(Stored entries)
........

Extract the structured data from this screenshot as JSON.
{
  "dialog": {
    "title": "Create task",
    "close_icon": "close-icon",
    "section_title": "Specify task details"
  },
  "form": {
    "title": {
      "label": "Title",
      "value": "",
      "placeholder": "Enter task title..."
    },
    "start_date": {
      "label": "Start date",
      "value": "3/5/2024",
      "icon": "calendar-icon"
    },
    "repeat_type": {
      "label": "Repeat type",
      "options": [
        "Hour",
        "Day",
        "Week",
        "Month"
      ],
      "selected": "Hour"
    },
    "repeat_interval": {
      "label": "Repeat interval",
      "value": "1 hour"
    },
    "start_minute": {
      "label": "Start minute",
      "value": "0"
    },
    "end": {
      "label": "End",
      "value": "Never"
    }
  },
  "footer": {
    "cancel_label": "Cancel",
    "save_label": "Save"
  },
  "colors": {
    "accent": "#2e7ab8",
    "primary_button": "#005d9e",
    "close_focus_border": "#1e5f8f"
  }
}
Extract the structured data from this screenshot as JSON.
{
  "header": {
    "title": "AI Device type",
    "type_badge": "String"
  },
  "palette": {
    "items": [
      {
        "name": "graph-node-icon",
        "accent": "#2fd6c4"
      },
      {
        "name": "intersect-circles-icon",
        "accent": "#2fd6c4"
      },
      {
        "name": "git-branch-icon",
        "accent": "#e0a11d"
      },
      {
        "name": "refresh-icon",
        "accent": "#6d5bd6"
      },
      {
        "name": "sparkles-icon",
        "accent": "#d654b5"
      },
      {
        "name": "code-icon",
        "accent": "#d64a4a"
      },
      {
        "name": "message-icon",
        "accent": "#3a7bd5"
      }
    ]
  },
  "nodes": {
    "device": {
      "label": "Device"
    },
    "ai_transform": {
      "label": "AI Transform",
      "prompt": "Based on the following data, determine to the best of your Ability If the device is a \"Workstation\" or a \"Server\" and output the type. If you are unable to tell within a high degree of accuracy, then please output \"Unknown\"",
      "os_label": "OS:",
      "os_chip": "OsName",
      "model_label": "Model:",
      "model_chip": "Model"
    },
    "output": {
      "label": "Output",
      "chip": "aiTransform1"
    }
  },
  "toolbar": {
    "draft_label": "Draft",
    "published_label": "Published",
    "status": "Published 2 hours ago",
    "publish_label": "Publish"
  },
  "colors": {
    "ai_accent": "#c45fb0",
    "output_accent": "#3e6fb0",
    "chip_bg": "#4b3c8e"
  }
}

........

* [Task goal]
Write out the whole listing again. Match it word for word.

* [Task solution]
Extract the structured data from this screenshot as JSON.
{
  "dialog": {
    "title": "Create task",
    "close_icon": "close-icon",
    "section_title": "Specify task details"
  },
  "form": {
    "title": {
      "label": "Title",
      "value": "",
      "placeholder": "Enter task title..."
    },
    "start_date": {
      "label": "Start date",
      "value": "3/5/2024",
      "icon": "calendar-icon"
    },
    "repeat_type": {
      "label": "Repeat type",
      "options": [
        "Hour",
        "Day",
        "Week",
        "Month"
      ],
      "selected": "Hour"
    },
    "repeat_interval": {
      "label": "Repeat interval",
      "value": "1 hour"
    },
    "start_minute": {
      "label": "Start minute",
      "value": "0"
    },
    "end": {
      "label": "End",
      "value": "Never"
    }
  },
  "footer": {
    "cancel_label": "Cancel",
    "save_label": "Save"
  },
  "colors": {
    "accent": "#2e7ab8",
    "primary_button": "#005d9e",
    "close_focus_border": "#1e5f8f"
  }
}
Extract the structured data from this screenshot as JSON.
{
  "header": {
    "title": "AI Device type",
    "type_badge": "String"
  },
  "palette": {
    "items": [
      {
        "name": "graph-node-icon",
        "accent": "#2fd6c4"
      },
      {
        "name": "intersect-circles-icon",
        "accent": "#2fd6c4"
      },
      {
        "name": "git-branch-icon",
        "accent": "#e0a11d"
      },
      {
        "name": "refresh-icon",
        "accent": "#6d5bd6"
      },
      {
        "name": "sparkles-icon",
        "accent": "#d654b5"
      },
      {
        "name": "code-icon",
        "accent": "#d64a4a"
      },
      {
        "name": "message-icon",
        "accent": "#3a7bd5"
      }
    ]
  },
  "nodes": {
    "device": {
      "label": "Device"
    },
    "ai_transform": {
      "label": "AI Transform",
      "prompt": "Based on the following data, determine to the best of your Ability If the device is a \"Workstation\" or a \"Server\" and output the type. If you are unable to tell within a high degree of accuracy, then please output \"Unknown\"",
      "os_label": "OS:",
      "os_chip": "OsName",
      "model_label": "Model:",
      "model_chip": "Model"
    },
    "output": {
      "label": "Output",
      "chip": "aiTransform1"
    }
  },
  "toolbar": {
    "draft_label": "Draft",
    "published_label": "Published",
    "status": "Published 2 hours ago",
    "publish_label": "Publish"
  },
  "colors": {
    "ai_accent": "#c45fb0",
    "output_accent": "#3e6fb0",
    "chip_bg": "#4b3c8e"
  }
}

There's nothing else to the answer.